* _PROBLEM REQUIREMENTS_
Read through the records below and copy each line that uses the word "Positive".

Begin RECORD SET

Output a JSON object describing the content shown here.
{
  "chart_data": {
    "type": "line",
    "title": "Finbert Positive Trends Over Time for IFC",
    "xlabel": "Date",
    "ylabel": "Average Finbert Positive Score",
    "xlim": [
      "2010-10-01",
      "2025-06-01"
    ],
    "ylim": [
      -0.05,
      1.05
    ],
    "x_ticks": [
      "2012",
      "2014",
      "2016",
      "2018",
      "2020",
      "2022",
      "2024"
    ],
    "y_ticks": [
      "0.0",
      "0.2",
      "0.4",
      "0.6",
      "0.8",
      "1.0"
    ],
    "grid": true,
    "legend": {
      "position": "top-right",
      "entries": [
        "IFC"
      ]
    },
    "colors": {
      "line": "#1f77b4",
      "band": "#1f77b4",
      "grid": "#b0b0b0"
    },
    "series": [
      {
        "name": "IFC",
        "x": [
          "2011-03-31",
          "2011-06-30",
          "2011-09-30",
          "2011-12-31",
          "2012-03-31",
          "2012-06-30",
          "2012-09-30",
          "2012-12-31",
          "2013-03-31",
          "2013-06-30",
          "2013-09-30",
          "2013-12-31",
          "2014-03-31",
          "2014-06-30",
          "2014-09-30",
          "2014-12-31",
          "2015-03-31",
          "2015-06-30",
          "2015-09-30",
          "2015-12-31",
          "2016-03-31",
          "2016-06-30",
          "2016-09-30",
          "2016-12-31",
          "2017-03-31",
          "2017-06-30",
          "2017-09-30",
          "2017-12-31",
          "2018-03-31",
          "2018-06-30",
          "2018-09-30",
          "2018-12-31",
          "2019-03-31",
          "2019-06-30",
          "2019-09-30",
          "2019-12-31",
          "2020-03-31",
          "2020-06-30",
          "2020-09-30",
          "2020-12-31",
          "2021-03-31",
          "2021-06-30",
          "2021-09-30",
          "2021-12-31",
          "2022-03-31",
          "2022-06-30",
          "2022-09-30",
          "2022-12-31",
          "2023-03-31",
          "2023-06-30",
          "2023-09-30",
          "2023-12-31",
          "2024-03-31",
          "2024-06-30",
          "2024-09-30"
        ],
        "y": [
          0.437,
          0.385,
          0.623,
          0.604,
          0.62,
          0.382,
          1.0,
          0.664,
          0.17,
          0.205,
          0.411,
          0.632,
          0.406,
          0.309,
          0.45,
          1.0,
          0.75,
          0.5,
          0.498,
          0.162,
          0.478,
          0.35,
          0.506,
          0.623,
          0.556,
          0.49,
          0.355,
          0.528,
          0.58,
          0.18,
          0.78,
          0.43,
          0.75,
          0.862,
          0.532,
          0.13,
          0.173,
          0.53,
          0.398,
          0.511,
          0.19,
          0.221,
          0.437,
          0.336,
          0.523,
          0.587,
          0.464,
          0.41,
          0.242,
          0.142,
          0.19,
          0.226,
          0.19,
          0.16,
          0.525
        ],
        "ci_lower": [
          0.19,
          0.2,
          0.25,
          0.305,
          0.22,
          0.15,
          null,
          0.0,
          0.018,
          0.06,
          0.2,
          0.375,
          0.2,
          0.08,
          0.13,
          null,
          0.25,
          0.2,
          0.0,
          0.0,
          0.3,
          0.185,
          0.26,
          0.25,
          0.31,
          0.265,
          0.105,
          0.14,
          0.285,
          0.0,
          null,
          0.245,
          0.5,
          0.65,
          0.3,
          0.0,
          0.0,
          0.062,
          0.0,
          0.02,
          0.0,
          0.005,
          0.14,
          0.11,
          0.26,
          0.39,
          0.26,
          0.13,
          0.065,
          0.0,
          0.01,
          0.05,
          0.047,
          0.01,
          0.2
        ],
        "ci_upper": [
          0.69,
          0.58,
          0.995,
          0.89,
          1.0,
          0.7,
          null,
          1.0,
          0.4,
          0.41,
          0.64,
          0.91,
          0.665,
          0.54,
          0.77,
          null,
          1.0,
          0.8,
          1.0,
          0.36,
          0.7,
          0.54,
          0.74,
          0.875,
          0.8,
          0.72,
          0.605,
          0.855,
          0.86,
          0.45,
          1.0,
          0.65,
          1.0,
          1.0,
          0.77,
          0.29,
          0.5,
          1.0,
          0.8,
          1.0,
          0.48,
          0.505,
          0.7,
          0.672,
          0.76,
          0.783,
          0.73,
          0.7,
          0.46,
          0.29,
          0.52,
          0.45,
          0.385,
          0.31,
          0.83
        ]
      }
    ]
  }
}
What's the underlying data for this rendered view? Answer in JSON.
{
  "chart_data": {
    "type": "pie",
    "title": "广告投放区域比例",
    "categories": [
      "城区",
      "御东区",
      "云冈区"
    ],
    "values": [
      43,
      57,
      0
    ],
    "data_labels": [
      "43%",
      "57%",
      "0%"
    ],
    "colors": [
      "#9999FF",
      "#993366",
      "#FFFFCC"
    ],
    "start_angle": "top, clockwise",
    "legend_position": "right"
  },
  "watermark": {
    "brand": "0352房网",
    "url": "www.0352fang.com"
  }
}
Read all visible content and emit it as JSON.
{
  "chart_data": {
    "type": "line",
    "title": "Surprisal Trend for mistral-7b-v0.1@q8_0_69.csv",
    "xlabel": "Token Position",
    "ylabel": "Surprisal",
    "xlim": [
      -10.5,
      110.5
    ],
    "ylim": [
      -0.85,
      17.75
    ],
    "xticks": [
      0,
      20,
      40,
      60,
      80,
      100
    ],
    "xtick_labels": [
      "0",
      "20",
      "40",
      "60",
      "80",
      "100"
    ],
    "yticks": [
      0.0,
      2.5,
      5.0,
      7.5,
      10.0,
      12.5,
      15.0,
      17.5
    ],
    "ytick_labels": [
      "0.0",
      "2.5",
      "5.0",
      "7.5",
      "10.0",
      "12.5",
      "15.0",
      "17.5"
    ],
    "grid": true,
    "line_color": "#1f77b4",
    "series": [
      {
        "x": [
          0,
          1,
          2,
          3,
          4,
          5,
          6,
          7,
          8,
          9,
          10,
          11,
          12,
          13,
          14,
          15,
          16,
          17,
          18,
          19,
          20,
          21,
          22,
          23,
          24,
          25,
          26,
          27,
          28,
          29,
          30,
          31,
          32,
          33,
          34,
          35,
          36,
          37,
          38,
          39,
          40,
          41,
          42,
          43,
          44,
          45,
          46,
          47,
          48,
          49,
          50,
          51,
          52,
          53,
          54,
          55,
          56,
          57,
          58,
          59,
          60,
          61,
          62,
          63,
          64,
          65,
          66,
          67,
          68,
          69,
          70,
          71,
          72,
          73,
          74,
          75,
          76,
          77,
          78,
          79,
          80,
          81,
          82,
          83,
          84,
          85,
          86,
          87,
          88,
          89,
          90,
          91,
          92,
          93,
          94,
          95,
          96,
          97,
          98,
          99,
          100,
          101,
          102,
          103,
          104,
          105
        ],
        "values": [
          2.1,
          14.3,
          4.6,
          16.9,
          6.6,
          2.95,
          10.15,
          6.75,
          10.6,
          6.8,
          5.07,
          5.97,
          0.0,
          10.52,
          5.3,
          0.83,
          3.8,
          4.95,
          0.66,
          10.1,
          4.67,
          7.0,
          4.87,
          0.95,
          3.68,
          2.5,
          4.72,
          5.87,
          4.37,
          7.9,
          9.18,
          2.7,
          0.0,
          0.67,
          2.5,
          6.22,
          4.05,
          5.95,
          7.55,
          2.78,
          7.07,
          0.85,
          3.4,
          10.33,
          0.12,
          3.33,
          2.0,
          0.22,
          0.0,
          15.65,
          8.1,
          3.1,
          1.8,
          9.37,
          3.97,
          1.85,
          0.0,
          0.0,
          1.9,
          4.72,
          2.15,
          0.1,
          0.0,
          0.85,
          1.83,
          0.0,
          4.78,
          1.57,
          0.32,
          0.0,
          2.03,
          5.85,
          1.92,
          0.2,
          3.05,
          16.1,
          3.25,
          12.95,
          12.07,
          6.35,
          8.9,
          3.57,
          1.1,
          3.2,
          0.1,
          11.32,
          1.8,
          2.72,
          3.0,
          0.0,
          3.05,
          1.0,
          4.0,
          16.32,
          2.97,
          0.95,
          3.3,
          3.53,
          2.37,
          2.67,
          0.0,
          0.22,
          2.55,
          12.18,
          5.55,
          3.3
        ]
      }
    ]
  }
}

End RECORD SET

* _COMPLETE RESPONSE_
    "title": "Finbert Positive Trends Over Time for IFC",
    "ylabel": "Average Finbert Positive Score",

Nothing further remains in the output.